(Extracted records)

*-*-*

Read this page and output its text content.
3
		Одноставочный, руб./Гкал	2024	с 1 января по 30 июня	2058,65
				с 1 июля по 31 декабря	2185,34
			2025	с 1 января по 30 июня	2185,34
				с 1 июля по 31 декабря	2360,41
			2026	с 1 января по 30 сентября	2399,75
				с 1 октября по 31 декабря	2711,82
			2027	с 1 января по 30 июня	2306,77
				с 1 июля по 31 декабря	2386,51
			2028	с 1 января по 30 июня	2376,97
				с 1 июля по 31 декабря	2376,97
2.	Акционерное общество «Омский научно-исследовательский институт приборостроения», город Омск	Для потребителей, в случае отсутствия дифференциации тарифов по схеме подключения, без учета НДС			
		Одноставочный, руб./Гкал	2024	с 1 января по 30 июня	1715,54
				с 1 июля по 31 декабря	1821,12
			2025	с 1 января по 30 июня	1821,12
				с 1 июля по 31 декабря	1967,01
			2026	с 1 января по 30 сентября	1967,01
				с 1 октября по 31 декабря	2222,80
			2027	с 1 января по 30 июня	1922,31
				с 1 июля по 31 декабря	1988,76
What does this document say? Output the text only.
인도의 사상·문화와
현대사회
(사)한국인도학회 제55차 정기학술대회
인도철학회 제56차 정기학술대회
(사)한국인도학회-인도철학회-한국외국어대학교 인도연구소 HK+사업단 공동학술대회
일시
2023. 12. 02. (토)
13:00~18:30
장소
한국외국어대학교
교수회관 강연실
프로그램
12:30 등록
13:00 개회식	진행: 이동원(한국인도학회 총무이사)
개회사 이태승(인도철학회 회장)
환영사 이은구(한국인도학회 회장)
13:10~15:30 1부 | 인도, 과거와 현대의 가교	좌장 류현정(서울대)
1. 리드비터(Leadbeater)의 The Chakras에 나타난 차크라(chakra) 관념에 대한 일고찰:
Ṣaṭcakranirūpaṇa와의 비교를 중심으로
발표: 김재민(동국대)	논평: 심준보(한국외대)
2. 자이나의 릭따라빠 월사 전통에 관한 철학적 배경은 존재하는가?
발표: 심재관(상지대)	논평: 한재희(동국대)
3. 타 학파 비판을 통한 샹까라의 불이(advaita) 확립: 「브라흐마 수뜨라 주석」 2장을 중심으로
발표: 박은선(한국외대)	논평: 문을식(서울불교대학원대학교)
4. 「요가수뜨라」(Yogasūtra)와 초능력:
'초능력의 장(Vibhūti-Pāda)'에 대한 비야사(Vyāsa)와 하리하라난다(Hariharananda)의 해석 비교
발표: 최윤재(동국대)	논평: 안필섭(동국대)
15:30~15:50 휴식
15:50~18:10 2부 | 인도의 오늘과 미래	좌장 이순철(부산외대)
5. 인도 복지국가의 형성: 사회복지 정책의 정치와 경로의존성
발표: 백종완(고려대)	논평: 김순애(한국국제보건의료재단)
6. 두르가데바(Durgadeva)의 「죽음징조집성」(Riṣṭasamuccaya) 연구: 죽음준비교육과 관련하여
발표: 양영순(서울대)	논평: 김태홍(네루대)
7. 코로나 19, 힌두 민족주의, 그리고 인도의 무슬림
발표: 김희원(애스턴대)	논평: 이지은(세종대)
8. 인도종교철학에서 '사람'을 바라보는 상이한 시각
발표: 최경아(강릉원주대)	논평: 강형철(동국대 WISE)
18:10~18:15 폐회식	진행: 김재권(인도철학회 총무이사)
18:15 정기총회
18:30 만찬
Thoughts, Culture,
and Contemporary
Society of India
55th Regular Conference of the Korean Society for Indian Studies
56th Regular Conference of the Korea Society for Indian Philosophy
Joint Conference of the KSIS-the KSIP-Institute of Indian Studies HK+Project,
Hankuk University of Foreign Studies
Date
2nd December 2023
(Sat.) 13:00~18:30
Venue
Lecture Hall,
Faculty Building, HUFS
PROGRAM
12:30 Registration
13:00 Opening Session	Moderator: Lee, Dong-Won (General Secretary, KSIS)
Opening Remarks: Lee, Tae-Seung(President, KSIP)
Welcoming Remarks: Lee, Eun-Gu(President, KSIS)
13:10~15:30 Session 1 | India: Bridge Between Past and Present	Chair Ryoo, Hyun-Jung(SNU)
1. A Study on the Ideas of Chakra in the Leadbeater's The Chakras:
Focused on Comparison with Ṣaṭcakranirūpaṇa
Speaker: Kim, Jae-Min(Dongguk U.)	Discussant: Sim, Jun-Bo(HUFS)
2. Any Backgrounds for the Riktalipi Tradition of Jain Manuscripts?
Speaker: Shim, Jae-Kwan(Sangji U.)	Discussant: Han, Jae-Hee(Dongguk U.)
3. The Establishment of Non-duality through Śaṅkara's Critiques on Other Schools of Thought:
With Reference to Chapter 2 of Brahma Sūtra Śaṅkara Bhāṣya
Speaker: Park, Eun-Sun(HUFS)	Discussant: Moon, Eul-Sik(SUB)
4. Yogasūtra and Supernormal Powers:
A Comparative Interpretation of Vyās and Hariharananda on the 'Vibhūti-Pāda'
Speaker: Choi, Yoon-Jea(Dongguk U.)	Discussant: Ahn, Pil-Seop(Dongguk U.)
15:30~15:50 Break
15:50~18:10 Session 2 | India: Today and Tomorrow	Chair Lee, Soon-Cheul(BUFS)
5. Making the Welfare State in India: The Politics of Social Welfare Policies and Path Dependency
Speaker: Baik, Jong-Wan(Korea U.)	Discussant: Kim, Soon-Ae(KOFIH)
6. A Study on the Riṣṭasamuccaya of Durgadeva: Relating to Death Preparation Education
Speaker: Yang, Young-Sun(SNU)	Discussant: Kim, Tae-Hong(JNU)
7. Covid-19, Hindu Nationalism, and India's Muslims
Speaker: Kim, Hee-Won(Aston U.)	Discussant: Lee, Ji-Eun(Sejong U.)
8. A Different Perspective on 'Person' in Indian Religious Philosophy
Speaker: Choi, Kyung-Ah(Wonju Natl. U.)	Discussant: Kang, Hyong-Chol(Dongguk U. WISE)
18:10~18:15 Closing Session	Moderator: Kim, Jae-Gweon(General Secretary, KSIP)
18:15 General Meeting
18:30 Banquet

*-*-*

Display every line of the listing that contains the string "KSIS".

### TASK SOLUTION
Joint Conference of the KSIS-the KSIP-Institute of Indian Studies HK+Project,
13:00 Opening Session	Moderator: Lee, Dong-Won (General Secretary, KSIS)
Welcoming Remarks: Lee, Eun-Gu(President, KSIS)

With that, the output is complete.